▸ What to produce
Draw out every line with the word "bénéfique" from the listing below.

▸ Data entries
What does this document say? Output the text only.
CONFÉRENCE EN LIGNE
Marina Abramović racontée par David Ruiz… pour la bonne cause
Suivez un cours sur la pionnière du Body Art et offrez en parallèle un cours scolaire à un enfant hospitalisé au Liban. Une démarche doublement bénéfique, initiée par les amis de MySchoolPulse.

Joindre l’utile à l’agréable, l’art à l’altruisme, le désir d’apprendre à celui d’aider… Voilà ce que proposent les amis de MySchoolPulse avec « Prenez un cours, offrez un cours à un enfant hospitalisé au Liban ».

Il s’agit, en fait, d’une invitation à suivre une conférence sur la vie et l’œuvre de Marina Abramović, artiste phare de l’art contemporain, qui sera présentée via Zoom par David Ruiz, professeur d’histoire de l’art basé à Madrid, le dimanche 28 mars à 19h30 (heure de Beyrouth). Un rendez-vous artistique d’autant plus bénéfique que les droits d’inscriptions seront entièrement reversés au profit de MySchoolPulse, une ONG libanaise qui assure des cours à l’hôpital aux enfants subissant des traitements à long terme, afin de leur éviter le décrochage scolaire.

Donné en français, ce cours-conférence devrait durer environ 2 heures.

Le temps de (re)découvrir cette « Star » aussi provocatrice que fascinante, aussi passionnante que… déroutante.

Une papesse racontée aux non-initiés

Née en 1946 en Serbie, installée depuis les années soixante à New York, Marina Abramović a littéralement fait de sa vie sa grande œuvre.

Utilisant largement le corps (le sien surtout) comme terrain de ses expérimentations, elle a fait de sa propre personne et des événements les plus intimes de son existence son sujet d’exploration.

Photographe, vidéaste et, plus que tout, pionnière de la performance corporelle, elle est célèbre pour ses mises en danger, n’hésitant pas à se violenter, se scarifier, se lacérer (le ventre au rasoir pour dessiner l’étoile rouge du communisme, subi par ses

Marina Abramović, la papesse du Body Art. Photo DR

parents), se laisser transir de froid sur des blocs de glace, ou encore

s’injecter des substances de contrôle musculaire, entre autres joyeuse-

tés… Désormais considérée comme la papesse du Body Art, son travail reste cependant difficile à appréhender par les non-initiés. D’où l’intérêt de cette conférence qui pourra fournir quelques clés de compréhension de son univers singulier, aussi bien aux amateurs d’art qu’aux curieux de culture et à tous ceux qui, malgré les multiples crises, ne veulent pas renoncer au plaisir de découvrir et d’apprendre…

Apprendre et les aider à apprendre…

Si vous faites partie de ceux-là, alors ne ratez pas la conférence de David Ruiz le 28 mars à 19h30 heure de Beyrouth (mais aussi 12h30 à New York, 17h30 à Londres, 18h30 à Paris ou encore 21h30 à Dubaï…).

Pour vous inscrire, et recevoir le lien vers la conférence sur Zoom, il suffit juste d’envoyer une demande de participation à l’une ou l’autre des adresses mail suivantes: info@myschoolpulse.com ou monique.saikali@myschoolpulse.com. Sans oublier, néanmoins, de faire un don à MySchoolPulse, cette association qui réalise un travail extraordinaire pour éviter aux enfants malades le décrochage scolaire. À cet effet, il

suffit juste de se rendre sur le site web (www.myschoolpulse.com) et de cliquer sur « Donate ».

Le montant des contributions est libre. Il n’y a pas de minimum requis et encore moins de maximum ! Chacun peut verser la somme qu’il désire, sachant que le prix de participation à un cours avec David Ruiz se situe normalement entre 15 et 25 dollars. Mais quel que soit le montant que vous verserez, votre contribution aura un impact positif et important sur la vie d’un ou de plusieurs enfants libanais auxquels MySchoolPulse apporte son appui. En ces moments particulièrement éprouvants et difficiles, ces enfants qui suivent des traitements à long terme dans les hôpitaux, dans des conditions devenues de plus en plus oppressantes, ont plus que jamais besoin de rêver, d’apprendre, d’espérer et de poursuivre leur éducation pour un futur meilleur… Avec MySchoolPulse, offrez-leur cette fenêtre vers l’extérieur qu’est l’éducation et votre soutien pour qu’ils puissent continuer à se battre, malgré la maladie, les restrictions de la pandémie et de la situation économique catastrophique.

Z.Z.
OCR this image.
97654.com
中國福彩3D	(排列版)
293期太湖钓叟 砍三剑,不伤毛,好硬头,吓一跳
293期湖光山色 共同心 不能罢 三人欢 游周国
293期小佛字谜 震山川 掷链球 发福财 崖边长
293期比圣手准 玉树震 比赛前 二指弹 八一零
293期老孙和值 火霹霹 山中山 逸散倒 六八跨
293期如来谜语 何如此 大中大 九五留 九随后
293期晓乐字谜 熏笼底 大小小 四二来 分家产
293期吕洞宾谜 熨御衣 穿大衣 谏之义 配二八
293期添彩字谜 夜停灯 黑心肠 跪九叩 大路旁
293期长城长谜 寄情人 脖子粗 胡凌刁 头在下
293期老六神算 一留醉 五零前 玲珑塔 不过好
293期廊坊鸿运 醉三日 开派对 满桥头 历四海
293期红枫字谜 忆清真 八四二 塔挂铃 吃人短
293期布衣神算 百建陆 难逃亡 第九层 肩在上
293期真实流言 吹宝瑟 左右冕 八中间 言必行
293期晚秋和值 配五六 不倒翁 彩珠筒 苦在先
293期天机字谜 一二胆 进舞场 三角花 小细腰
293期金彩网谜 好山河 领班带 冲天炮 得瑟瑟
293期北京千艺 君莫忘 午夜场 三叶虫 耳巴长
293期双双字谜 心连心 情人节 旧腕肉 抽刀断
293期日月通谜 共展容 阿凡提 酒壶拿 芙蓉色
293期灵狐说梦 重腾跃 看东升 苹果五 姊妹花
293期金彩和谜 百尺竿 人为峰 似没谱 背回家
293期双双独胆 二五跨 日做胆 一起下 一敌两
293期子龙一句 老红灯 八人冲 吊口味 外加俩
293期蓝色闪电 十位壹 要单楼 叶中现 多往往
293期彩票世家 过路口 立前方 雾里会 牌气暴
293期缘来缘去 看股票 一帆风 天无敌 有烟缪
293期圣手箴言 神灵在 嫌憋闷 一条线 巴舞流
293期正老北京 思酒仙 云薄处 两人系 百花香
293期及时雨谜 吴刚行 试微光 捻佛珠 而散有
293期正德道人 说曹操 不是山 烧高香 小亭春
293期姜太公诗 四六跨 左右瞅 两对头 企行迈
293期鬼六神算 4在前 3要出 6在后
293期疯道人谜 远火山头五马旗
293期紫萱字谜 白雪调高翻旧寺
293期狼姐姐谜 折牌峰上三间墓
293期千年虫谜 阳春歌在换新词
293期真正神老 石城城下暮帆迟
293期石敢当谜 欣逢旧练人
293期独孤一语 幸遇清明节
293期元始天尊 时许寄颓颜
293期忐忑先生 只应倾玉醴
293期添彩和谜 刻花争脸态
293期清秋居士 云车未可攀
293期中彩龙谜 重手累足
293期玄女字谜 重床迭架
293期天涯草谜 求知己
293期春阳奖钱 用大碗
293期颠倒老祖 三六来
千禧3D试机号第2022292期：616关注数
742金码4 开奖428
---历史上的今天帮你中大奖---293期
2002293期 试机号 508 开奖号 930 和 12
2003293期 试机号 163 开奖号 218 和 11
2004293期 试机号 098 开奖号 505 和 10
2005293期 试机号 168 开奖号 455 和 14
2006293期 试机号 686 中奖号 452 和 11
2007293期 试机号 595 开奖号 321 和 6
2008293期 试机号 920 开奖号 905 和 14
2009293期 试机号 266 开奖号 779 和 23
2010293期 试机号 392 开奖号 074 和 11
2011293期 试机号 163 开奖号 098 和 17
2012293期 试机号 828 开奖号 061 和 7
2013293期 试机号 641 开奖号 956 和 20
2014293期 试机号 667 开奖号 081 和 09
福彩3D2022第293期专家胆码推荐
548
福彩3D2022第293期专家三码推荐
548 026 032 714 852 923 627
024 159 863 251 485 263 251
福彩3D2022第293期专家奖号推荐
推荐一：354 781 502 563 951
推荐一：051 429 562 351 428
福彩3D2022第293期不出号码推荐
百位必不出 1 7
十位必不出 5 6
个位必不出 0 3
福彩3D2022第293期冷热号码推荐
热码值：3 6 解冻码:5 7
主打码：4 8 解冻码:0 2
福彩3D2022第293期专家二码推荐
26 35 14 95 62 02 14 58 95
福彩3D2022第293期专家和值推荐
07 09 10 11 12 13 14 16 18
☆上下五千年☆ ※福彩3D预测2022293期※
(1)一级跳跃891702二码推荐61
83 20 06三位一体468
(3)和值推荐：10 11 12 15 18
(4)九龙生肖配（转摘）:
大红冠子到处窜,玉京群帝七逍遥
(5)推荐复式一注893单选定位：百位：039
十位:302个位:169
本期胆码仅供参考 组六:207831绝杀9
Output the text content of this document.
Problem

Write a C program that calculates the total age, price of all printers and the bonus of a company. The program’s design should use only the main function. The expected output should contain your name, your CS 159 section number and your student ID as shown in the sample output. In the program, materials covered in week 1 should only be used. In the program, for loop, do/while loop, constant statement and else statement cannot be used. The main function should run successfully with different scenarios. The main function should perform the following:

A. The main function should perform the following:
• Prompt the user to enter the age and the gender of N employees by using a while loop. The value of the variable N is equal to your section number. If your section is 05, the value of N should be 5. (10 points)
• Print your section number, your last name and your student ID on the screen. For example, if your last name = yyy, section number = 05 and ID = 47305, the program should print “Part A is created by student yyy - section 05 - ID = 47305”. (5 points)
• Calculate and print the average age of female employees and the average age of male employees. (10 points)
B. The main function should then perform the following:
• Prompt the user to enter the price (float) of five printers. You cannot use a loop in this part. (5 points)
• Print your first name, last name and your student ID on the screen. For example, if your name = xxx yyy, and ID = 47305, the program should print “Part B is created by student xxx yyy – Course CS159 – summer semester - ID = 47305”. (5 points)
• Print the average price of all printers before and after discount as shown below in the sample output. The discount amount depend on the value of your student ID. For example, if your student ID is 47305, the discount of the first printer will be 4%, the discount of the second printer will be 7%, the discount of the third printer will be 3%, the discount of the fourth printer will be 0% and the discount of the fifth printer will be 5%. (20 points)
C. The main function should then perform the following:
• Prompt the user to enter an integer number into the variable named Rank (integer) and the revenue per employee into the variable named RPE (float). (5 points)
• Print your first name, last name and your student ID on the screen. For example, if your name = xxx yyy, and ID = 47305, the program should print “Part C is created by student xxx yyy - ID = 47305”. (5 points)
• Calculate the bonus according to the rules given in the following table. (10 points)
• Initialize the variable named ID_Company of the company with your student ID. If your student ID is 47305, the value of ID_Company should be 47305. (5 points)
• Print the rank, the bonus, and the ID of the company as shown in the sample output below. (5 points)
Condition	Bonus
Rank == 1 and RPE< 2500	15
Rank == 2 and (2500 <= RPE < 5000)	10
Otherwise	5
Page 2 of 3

▸ Solution to the exercise
Suivez un cours sur la pionnière du Body Art et offrez en parallèle un cours scolaire à un enfant hospitalisé au Liban. Une démarche doublement bénéfique, initiée par les amis de MySchoolPulse.
Il s’agit, en fait, d’une invitation à suivre une conférence sur la vie et l’œuvre de Marina Abramović, artiste phare de l’art contemporain, qui sera présentée via Zoom par David Ruiz, professeur d’histoire de l’art basé à Madrid, le dimanche 28 mars à 19h30 (heure de Beyrouth). Un rendez-vous artistique d’autant plus bénéfique que les droits d’inscriptions seront entièrement reversés au profit de MySchoolPulse, une ONG libanaise qui assure des cours à l’hôpital aux enfants subissant des traitements à long terme, afin de leur éviter le décrochage scolaire.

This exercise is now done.